# Excerpts from a figure dataset
>>

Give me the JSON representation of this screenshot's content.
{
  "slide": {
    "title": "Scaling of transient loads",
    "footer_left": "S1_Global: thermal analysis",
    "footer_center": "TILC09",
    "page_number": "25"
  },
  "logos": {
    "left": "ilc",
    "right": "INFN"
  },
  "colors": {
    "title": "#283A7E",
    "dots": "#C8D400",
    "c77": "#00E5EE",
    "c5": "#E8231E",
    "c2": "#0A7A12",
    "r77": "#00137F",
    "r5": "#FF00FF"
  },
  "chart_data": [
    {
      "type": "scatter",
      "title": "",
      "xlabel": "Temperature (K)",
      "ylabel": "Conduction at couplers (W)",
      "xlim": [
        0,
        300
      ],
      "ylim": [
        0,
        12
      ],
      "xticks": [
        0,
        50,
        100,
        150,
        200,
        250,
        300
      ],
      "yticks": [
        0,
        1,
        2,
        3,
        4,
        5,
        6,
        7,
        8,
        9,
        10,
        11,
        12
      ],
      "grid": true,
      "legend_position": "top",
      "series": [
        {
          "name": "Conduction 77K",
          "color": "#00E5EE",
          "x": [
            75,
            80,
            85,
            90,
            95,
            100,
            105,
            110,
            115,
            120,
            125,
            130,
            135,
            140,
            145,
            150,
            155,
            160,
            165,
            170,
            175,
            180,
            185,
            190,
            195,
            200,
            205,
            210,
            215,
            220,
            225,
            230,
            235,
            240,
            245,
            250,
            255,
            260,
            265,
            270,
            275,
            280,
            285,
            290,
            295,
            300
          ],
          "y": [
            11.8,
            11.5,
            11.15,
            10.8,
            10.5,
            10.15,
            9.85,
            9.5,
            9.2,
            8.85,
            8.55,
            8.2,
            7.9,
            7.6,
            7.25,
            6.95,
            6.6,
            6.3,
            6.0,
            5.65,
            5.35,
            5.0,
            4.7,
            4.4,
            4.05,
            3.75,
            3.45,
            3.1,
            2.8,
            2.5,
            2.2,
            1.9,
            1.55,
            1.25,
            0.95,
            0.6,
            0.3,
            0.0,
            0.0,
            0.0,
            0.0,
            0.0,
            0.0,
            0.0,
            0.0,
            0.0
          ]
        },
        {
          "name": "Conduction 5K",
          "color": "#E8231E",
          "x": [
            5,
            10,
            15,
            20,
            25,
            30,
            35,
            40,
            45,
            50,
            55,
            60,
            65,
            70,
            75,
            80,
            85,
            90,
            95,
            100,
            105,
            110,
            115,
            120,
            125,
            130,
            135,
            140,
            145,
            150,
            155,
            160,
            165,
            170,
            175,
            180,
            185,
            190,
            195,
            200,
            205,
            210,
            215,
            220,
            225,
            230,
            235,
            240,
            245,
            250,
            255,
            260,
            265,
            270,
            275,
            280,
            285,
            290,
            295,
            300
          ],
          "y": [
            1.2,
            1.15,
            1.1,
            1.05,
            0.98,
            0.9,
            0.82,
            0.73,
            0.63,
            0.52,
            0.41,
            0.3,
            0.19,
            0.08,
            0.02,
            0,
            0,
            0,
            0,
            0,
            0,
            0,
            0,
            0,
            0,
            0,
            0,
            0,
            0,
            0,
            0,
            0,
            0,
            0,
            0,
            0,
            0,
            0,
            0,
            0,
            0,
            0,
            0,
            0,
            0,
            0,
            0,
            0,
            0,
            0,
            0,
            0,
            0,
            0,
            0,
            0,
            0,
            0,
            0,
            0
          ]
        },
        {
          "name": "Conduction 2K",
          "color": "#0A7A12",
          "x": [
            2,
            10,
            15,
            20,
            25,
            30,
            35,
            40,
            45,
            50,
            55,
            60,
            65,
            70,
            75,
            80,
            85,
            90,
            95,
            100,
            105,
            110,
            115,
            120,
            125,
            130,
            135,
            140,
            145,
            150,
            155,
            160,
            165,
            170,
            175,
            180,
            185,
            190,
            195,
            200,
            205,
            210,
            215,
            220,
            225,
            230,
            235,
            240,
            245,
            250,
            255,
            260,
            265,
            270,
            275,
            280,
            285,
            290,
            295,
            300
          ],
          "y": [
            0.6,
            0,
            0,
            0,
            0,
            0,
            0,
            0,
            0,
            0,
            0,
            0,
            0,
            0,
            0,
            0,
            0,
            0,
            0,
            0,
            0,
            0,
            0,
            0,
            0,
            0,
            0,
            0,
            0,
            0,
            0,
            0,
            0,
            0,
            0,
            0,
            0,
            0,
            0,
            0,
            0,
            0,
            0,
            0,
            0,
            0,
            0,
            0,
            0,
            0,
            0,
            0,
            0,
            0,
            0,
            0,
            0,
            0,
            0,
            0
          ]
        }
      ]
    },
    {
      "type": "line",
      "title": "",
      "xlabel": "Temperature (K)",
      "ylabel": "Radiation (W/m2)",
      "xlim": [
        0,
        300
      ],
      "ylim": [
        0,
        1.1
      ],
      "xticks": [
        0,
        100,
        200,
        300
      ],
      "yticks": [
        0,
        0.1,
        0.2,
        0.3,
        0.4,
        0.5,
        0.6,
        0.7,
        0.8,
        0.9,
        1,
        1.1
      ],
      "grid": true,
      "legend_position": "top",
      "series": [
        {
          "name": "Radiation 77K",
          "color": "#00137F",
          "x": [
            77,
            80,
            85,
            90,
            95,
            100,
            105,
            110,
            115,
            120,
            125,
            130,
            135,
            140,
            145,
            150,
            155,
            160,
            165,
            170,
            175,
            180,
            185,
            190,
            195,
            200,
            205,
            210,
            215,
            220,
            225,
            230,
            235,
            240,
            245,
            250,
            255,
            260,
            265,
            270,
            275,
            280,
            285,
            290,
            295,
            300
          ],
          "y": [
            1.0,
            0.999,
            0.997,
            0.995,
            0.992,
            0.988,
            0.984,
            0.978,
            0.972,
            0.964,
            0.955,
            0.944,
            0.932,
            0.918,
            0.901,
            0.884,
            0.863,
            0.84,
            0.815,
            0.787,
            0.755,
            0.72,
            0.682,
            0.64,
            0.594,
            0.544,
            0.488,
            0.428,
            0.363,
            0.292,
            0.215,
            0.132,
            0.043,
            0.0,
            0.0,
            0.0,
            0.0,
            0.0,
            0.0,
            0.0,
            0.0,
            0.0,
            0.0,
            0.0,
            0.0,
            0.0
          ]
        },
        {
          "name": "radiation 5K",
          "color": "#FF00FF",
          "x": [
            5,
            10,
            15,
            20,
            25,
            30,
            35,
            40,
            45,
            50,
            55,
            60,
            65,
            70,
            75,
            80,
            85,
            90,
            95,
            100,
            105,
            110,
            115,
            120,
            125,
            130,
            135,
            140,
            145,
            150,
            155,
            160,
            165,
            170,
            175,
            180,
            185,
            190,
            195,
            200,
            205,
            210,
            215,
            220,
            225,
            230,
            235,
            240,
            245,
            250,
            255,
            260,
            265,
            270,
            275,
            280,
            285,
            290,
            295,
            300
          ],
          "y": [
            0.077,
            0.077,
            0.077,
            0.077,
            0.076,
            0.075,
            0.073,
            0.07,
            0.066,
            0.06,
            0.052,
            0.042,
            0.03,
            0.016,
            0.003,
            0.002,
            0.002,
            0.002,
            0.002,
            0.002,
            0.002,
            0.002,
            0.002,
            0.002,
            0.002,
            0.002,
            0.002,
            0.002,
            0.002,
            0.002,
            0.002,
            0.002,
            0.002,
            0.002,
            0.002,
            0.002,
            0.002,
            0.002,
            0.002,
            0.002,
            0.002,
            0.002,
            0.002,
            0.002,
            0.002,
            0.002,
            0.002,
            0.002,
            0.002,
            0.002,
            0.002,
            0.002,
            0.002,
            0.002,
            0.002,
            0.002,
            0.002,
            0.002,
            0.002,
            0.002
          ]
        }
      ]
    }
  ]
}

<<

# Written instruction
Scan the listing above and copy all lines containing the word "title".

# Solution
    "title": "Scaling of transient loads",
    "title": "#283A7E",
      "title": "",
      "title": "",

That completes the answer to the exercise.